Exercise instructions: Return all lines that include the string "estrategias".

(Saved entries)
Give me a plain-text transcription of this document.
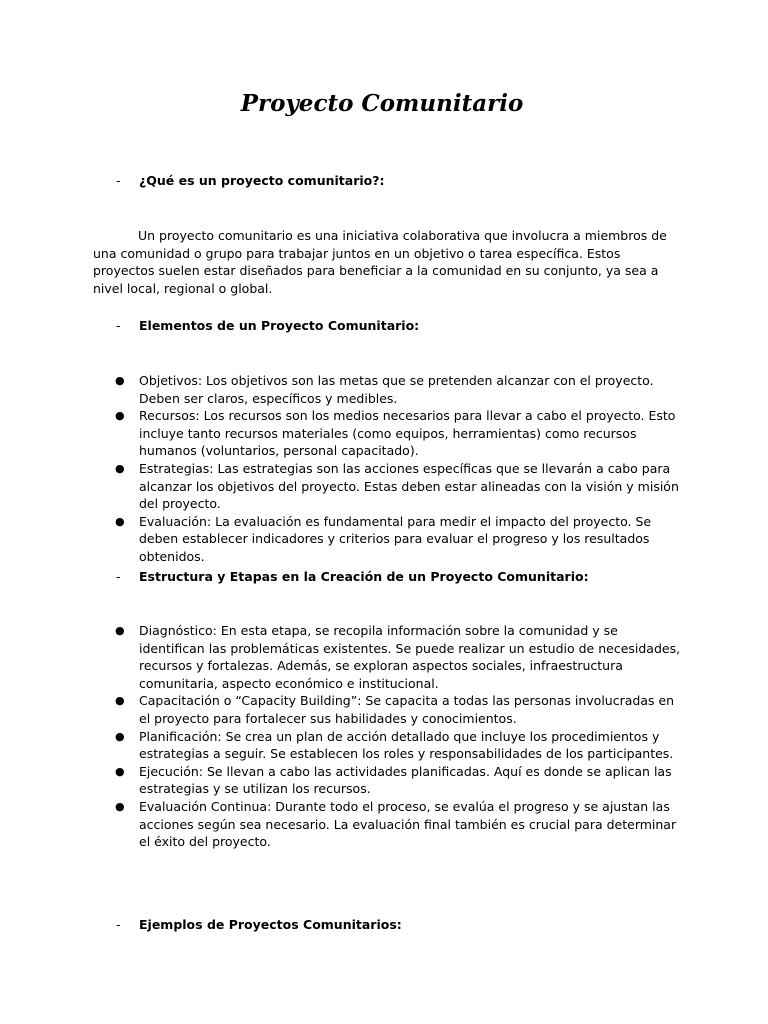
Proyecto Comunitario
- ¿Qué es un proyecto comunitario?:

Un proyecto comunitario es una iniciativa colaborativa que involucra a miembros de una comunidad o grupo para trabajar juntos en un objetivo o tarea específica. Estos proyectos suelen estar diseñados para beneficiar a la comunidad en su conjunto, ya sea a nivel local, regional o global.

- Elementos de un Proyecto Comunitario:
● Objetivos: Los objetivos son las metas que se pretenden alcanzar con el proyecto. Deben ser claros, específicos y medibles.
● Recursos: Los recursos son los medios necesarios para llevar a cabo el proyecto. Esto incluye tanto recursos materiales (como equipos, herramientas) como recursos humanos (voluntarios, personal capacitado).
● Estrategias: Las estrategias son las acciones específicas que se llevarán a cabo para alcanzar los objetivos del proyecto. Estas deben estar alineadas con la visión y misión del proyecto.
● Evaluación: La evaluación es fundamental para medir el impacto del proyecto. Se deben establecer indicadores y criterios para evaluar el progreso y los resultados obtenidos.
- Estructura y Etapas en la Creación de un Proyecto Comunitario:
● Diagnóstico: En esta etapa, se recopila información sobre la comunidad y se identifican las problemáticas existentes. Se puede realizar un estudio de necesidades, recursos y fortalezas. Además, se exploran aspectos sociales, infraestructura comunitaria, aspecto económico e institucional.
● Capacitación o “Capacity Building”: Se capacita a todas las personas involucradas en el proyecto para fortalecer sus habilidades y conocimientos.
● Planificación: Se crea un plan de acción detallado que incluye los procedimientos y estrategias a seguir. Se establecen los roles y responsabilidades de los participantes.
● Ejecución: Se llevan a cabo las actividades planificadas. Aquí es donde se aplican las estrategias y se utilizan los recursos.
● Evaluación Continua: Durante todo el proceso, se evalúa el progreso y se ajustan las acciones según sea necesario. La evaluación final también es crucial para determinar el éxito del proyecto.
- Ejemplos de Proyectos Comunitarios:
==
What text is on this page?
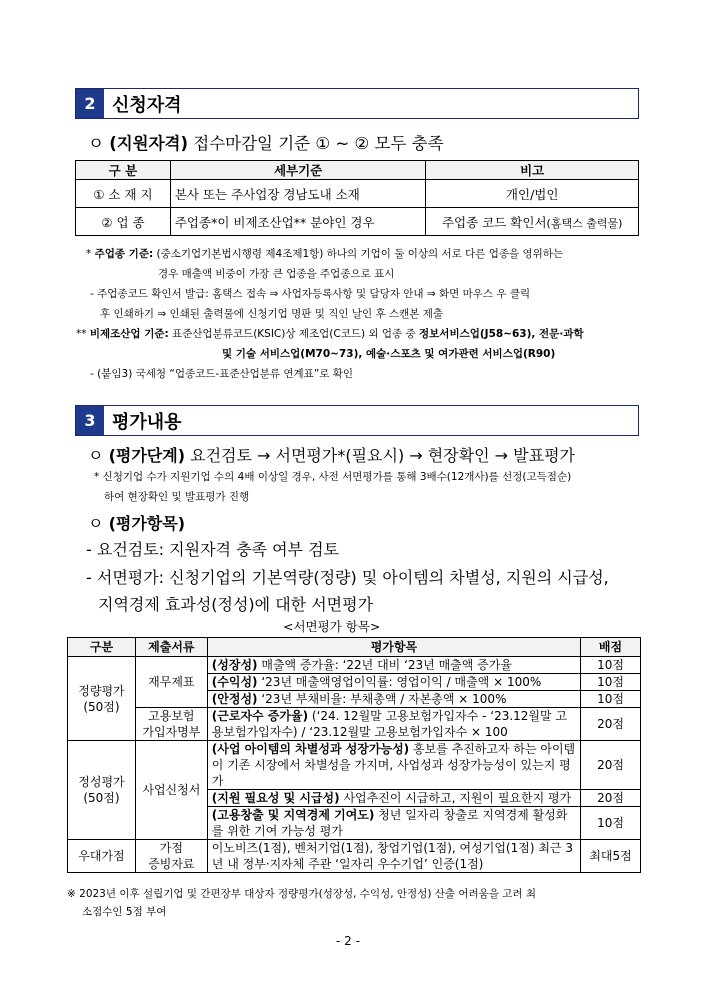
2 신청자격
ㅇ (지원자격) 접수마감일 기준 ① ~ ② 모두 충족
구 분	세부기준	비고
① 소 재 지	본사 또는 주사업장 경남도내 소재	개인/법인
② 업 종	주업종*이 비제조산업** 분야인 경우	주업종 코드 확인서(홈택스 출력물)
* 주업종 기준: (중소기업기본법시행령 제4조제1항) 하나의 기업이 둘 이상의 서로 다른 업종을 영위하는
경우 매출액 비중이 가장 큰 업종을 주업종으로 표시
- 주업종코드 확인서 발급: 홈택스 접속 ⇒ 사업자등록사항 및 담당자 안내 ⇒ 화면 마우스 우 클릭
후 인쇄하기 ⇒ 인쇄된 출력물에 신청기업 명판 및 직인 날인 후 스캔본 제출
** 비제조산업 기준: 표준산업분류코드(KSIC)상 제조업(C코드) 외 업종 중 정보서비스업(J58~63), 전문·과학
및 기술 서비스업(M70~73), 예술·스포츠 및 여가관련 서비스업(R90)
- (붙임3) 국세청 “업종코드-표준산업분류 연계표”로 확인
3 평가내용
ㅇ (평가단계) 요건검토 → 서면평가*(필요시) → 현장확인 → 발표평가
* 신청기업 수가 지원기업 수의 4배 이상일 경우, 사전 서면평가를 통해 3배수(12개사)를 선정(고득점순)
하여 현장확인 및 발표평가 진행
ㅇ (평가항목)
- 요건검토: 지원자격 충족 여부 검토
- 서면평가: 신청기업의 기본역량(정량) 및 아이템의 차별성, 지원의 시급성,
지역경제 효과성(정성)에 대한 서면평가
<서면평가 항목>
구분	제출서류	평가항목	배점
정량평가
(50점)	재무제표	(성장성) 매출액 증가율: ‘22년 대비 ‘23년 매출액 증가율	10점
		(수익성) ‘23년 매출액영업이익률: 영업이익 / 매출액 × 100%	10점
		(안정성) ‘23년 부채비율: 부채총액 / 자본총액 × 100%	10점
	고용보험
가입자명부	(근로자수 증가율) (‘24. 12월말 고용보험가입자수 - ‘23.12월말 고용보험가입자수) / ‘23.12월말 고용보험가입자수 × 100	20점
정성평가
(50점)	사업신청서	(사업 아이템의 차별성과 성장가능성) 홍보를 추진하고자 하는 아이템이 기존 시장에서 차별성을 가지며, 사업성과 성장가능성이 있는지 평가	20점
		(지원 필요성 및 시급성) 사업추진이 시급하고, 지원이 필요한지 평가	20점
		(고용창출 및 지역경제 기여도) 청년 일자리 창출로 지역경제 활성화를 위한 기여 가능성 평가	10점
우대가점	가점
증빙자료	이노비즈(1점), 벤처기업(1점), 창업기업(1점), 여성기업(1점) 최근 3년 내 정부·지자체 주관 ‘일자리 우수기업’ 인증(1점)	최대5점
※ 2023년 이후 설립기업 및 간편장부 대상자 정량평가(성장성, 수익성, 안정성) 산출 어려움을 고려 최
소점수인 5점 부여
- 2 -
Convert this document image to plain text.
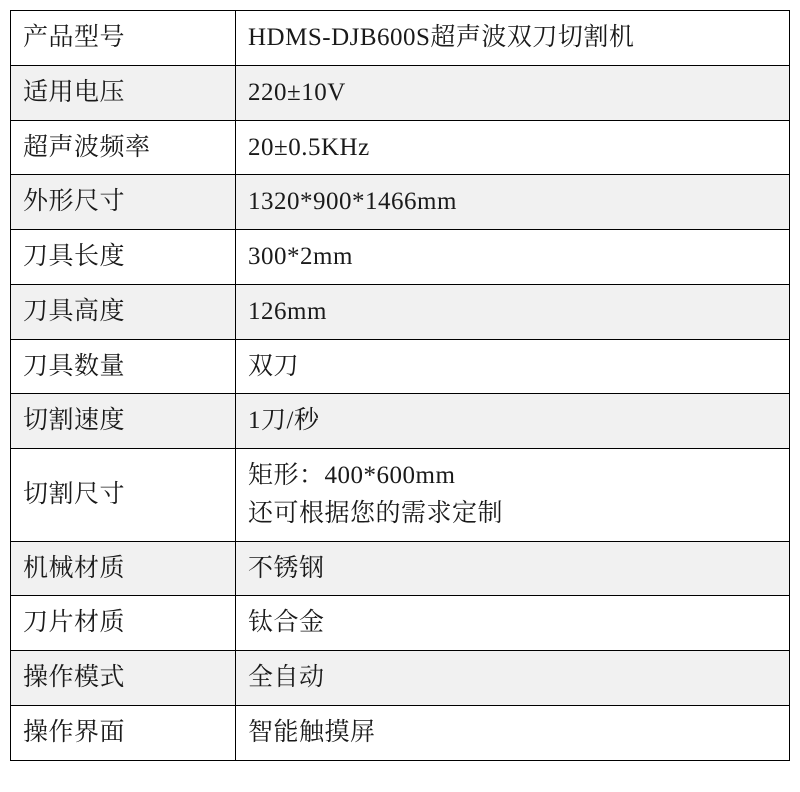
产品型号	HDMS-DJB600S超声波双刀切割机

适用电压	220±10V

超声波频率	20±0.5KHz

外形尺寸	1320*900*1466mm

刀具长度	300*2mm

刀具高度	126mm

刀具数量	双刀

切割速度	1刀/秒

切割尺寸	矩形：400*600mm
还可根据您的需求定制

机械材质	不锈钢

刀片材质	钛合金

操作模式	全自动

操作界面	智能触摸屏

Output of the task:
● Estrategias: Las estrategias son las acciones específicas que se llevarán a cabo para alcanzar los objetivos del proyecto. Estas deben estar alineadas con la visión y misión del proyecto.
● Planificación: Se crea un plan de acción detallado que incluye los procedimientos y estrategias a seguir. Se establecen los roles y responsabilidades de los participantes.
● Ejecución: Se llevan a cabo las actividades planificadas. Aquí es donde se aplican las estrategias y se utilizan los recursos.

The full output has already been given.